=== To do ===
Count the lines below that include the word "onions" and write that number alone.

#####

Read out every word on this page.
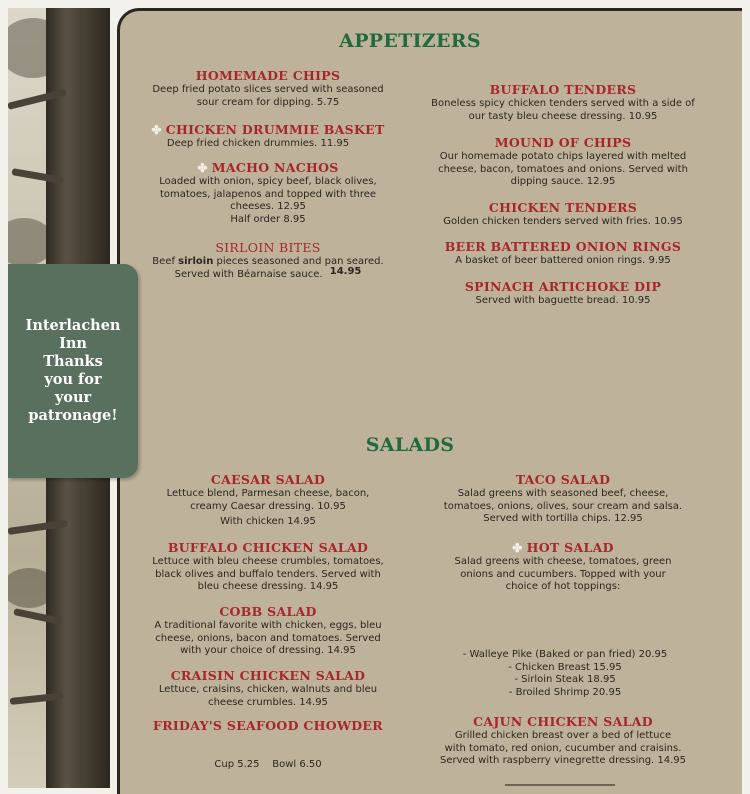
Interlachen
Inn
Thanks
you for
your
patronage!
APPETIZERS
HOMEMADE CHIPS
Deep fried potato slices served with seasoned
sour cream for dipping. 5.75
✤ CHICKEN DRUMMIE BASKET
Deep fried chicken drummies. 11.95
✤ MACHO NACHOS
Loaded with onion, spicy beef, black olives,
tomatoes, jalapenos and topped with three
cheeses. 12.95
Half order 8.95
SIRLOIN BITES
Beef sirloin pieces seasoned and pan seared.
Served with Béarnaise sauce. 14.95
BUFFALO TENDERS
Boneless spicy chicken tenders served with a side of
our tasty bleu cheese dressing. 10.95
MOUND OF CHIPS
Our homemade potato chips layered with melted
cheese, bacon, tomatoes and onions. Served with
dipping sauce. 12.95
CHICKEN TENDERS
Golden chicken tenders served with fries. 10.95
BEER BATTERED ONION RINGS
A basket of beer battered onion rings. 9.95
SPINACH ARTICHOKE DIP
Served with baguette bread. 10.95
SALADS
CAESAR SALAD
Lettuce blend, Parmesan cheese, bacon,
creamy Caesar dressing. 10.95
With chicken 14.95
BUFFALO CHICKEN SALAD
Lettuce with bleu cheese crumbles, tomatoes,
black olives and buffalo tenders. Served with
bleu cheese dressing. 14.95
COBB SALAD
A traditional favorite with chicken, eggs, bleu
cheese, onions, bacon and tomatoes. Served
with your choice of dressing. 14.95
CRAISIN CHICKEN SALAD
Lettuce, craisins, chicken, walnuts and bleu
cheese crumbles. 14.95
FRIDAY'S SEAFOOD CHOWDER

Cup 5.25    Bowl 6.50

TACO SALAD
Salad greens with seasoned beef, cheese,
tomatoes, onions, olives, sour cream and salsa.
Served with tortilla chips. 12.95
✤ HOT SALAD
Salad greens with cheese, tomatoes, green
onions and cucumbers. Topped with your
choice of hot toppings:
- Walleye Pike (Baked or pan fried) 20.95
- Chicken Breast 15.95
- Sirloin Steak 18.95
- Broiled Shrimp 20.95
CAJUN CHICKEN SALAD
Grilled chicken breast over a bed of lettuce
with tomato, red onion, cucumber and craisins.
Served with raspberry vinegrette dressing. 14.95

#####

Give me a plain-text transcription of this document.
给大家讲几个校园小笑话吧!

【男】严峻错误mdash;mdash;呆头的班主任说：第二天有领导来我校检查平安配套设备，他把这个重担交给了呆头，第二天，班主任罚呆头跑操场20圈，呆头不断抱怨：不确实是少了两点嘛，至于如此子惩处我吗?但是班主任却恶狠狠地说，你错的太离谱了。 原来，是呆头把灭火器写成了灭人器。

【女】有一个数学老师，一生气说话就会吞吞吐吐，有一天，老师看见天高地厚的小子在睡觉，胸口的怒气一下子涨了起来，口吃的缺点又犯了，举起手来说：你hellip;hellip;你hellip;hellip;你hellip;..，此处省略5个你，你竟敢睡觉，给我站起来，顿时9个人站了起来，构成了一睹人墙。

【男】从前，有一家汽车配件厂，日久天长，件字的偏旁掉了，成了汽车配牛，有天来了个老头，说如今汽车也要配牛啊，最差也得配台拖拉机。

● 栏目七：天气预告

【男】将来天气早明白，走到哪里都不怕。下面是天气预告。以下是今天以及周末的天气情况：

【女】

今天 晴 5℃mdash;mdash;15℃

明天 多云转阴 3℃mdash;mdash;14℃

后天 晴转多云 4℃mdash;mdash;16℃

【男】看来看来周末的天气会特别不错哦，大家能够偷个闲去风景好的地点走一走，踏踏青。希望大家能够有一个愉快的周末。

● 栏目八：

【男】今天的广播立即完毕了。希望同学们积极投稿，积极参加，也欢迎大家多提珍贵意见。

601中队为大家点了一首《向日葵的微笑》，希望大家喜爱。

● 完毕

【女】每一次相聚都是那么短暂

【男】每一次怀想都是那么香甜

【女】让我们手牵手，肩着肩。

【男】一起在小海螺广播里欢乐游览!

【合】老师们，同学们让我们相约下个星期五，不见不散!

#####

=== Answer to this task ===
4